:: Given records

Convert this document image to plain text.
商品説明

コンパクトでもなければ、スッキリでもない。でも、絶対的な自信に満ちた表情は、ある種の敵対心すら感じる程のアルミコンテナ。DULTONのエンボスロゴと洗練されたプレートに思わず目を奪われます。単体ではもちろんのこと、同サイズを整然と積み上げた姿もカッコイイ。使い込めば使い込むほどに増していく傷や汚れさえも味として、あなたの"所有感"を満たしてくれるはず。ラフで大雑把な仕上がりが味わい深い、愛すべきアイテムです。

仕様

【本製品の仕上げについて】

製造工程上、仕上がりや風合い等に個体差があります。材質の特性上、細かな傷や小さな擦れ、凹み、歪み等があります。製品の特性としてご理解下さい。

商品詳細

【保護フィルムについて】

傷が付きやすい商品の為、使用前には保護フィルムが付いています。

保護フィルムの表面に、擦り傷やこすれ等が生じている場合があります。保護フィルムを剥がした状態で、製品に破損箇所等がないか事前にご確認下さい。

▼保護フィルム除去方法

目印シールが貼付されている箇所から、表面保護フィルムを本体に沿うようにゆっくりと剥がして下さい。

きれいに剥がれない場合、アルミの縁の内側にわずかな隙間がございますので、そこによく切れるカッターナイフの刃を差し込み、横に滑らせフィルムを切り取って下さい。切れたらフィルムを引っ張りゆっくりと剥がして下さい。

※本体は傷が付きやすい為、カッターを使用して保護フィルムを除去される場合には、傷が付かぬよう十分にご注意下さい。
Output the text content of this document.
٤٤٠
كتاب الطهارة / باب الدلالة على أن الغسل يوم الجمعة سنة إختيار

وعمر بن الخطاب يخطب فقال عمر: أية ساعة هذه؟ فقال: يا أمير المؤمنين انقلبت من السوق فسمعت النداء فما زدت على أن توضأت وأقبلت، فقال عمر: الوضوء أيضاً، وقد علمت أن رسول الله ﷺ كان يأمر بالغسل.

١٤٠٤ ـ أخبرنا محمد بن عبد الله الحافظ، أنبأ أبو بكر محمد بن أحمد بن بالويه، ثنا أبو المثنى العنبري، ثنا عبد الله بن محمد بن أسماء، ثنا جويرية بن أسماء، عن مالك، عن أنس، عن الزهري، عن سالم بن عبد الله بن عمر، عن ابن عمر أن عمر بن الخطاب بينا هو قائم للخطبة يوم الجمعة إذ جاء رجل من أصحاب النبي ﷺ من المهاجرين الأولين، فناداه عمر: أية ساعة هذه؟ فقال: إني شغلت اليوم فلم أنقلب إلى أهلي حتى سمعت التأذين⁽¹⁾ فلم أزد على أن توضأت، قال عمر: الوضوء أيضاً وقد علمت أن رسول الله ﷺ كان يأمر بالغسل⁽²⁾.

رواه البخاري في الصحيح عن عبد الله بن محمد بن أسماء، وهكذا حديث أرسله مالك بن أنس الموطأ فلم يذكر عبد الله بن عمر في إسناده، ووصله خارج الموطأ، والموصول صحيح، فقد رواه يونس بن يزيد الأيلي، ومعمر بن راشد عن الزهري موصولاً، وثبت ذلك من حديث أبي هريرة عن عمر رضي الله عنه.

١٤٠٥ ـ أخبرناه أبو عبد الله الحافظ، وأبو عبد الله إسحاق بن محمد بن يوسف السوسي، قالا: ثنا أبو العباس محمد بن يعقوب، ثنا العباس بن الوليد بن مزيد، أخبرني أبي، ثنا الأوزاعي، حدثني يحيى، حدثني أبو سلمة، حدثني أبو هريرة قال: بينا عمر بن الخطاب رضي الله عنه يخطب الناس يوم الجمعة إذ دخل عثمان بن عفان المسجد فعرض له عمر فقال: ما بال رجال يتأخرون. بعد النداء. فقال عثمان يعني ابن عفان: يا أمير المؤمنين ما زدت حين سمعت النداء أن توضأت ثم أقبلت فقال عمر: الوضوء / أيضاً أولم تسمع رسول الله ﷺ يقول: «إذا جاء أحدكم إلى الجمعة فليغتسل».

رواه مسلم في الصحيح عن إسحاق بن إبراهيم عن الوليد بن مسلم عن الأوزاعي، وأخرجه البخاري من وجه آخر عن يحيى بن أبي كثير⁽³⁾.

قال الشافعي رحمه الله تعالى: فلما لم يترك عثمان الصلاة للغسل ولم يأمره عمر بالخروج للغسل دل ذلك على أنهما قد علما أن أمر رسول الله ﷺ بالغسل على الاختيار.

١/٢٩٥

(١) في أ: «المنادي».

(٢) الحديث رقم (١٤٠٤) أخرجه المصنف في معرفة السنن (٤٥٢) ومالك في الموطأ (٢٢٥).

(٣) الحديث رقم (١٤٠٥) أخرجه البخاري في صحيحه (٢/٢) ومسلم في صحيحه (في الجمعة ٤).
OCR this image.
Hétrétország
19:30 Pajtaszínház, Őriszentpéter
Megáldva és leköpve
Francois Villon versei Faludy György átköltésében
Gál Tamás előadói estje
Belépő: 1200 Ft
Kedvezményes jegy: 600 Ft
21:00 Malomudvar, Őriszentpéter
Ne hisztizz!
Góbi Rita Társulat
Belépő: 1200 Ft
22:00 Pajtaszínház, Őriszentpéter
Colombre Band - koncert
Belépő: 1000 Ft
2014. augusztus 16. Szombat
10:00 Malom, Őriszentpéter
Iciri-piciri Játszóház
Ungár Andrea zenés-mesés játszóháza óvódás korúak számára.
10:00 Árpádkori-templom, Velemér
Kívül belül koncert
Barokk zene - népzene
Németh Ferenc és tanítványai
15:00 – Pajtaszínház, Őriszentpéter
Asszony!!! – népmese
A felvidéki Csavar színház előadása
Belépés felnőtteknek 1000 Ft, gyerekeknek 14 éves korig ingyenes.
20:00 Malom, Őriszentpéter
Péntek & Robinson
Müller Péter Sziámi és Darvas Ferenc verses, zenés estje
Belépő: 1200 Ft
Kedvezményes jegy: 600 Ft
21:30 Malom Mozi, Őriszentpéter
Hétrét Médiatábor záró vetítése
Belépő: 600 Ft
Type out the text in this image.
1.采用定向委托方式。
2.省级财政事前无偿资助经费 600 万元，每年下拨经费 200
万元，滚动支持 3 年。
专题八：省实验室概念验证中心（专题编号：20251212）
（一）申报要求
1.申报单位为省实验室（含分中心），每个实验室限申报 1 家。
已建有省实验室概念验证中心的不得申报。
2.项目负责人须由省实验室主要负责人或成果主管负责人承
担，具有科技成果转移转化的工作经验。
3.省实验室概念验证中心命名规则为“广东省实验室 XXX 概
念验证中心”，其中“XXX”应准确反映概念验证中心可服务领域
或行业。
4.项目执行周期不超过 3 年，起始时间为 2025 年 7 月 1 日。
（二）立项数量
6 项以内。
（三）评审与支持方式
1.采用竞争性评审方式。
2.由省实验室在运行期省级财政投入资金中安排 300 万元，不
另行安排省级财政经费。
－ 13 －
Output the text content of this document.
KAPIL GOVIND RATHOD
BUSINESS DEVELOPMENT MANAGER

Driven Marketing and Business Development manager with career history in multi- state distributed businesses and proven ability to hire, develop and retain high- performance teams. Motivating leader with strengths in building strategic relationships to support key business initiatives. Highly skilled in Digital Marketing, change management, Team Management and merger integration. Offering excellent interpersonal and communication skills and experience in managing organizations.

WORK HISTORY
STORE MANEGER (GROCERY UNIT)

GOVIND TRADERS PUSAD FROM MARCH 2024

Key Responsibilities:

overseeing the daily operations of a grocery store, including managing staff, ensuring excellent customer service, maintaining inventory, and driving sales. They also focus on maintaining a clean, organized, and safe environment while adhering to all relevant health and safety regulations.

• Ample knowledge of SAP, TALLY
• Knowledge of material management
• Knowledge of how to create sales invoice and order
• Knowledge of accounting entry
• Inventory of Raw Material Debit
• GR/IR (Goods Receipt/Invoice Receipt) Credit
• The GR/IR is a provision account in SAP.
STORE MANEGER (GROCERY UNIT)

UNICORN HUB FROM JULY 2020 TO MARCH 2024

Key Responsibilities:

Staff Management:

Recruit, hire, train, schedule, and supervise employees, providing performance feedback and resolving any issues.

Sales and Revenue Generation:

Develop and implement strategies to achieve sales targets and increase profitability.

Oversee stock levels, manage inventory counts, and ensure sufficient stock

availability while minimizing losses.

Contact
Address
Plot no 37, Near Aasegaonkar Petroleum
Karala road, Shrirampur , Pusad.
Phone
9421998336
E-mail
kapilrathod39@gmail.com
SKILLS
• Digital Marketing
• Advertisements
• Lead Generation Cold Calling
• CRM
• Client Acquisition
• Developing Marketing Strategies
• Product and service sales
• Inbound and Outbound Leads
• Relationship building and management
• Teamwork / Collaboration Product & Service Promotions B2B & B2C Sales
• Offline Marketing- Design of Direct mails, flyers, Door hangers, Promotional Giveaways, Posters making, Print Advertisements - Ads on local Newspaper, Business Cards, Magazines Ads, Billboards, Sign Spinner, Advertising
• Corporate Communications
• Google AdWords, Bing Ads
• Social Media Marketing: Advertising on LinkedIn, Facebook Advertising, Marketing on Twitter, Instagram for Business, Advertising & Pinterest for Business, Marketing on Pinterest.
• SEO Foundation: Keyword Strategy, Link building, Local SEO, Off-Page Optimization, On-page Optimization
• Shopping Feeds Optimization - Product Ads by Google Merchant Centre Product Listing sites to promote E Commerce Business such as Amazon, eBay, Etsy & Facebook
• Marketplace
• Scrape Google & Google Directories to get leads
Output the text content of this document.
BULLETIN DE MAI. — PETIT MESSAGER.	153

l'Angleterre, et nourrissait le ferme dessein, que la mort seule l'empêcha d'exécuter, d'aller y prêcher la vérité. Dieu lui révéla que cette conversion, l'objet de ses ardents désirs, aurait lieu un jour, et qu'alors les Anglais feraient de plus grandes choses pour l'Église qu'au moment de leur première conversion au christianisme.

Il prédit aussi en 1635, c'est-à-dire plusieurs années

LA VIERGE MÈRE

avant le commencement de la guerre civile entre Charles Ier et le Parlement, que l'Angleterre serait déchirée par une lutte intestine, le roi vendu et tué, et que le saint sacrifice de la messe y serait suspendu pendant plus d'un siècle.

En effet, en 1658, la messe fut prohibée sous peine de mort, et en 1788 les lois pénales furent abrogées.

::::

**Directive:**
Locate the word "Generation" in the data above. Copy every line carrying it.

**The output:**
Sales and Revenue Generation:
• Lead Generation Cold Calling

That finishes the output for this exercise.